Material for this task.
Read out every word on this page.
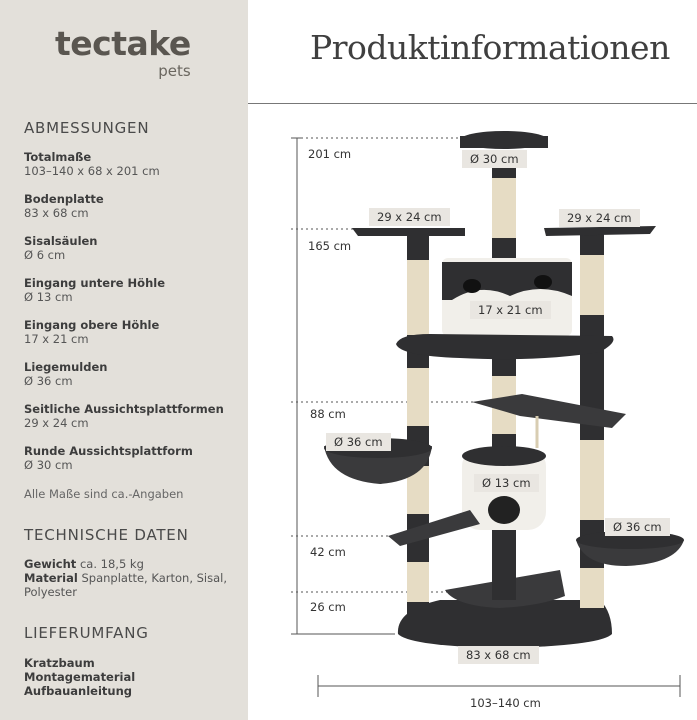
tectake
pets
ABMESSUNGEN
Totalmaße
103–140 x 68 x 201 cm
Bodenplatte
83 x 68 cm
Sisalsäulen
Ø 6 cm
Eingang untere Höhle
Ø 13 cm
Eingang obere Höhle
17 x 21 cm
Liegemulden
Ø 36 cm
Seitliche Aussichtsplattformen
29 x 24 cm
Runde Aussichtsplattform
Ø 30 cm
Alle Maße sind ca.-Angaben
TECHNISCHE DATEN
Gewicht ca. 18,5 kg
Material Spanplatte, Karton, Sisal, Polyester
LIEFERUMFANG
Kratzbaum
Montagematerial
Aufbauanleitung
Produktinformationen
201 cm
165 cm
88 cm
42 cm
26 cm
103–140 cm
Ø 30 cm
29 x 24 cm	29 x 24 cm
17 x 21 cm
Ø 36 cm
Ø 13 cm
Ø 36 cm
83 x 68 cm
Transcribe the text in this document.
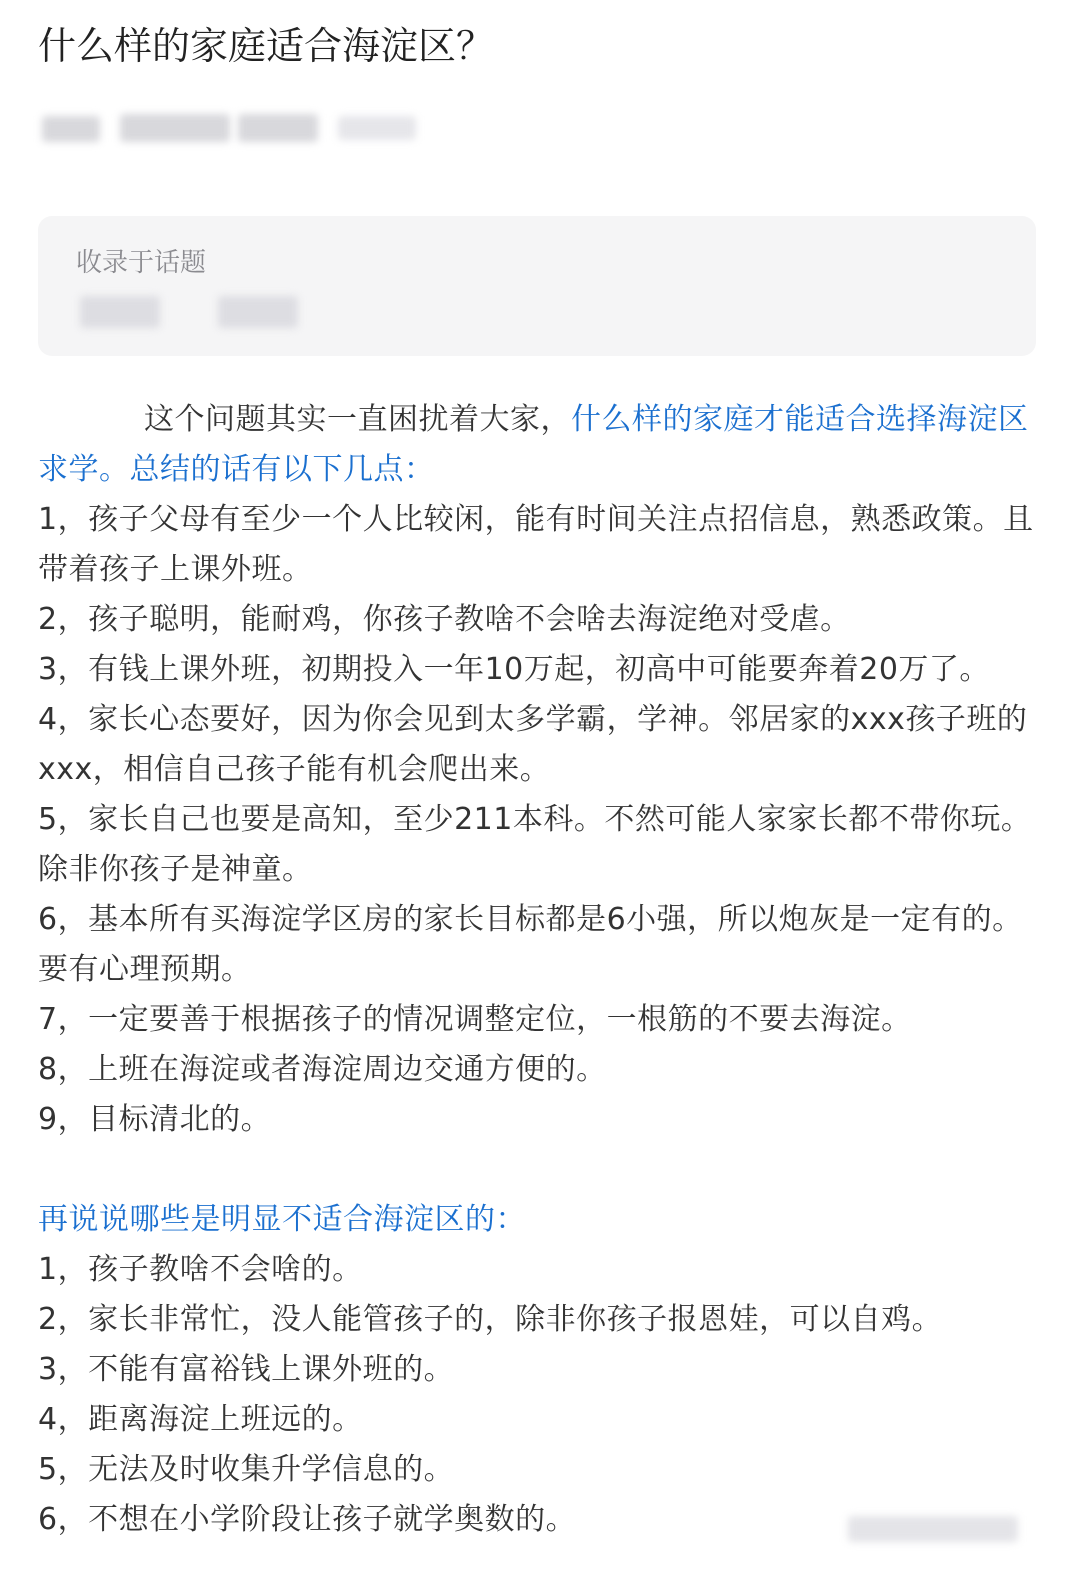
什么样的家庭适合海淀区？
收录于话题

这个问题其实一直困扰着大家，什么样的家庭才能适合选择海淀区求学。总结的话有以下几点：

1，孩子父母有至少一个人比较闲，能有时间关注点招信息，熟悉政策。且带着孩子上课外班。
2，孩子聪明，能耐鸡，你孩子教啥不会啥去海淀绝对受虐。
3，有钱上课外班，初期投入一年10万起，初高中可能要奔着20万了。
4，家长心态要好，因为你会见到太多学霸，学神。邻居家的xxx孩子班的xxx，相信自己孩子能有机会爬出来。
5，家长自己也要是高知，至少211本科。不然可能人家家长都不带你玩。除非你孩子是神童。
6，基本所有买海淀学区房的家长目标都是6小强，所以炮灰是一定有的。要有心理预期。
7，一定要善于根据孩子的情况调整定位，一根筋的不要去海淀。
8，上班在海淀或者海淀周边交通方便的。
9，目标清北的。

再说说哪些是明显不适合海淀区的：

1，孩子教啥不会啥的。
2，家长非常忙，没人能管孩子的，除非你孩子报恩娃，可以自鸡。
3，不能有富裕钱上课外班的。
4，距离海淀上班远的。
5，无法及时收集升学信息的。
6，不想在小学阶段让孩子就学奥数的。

* * *

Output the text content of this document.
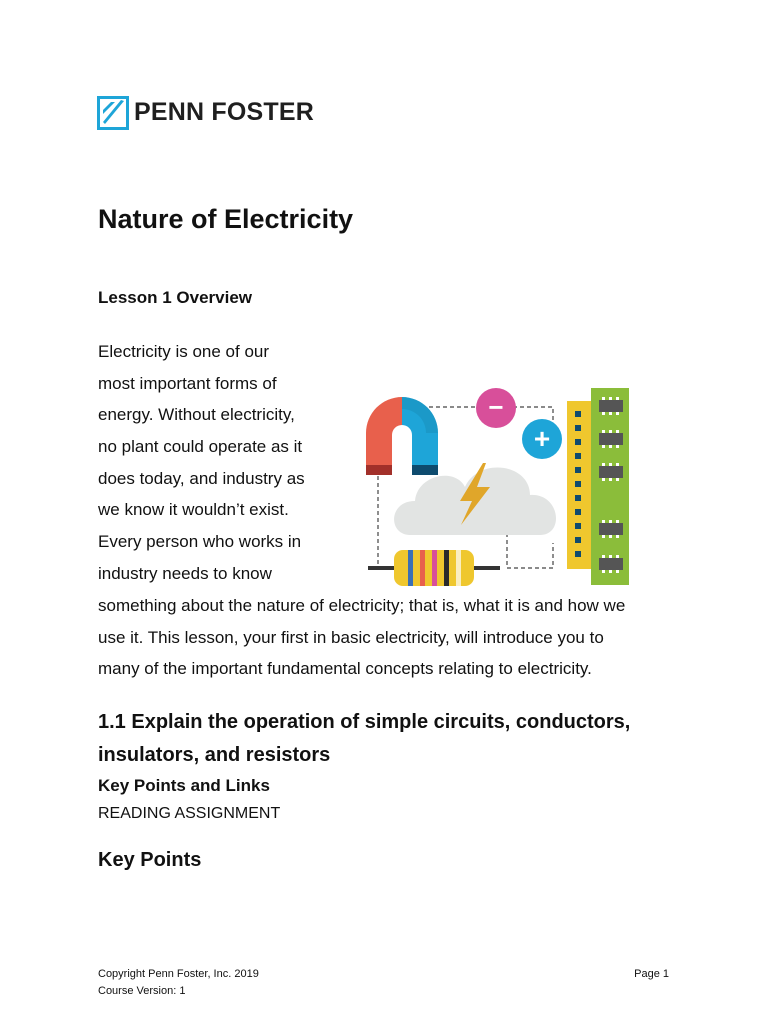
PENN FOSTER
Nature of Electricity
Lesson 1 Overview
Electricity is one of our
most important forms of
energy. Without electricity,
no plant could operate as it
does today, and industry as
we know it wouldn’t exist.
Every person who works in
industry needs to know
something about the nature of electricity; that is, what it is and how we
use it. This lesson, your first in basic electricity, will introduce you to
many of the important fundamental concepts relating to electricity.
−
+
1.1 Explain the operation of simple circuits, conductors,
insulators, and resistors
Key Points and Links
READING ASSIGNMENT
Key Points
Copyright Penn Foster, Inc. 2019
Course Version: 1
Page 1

Objective. Tally the lines of the records holding the word "Eingang", then state only the tally.

The output. 2